Challenge: Reproduce each line of the material exactly, minus any picture.

Excerpted data:
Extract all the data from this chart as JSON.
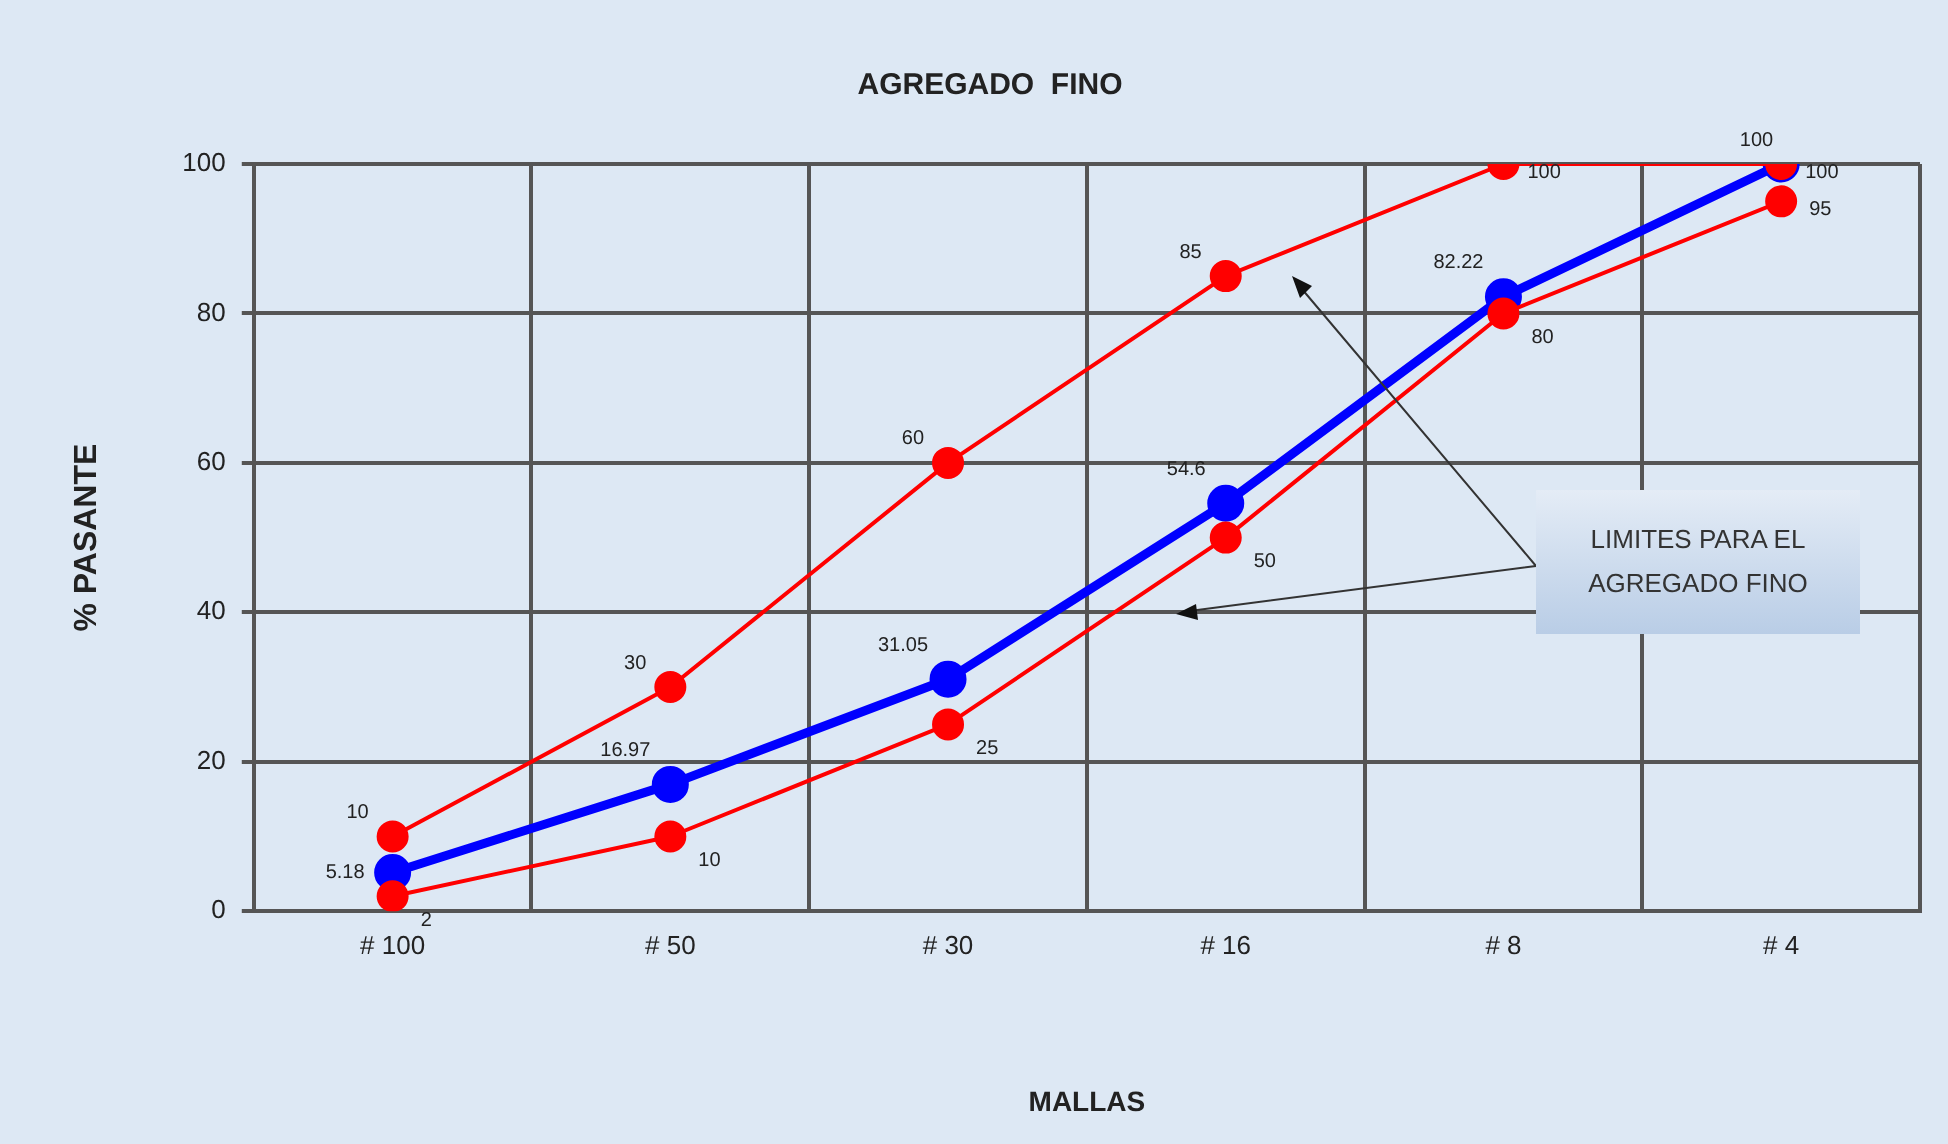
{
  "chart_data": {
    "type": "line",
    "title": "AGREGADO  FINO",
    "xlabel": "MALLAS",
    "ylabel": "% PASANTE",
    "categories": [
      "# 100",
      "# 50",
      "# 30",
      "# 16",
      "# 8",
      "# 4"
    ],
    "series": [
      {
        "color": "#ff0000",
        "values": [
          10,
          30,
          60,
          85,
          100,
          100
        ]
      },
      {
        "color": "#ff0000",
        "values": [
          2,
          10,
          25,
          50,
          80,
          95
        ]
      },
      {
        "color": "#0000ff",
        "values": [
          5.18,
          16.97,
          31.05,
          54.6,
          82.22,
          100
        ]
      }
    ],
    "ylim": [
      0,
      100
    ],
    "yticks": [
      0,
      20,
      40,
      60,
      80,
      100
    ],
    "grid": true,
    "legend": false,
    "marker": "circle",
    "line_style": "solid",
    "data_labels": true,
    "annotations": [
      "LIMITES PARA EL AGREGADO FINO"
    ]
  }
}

Output of the exercise:
Extract all the data from this chart as JSON.
{
  "chart_data": {
    "type": "line",
    "title": "AGREGADO  FINO",
    "xlabel": "MALLAS",
    "ylabel": "% PASANTE",
    "categories": [
      "# 100",
      "# 50",
      "# 30",
      "# 16",
      "# 8",
      "# 4"
    ],
    "series": [
      {
        "color": "#ff0000",
        "values": [
          10,
          30,
          60,
          85,
          100,
          100
        ]
      },
      {
        "color": "#ff0000",
        "values": [
          2,
          10,
          25,
          50,
          80,
          95
        ]
      },
      {
        "color": "#0000ff",
        "values": [
          5.18,
          16.97,
          31.05,
          54.6,
          82.22,
          100
        ]
      }
    ],
    "ylim": [
      0,
      100
    ],
    "yticks": [
      0,
      20,
      40,
      60,
      80,
      100
    ],
    "grid": true,
    "legend": false,
    "marker": "circle",
    "line_style": "solid",
    "data_labels": true,
    "annotations": [
      "LIMITES PARA EL AGREGADO FINO"
    ]
  }
}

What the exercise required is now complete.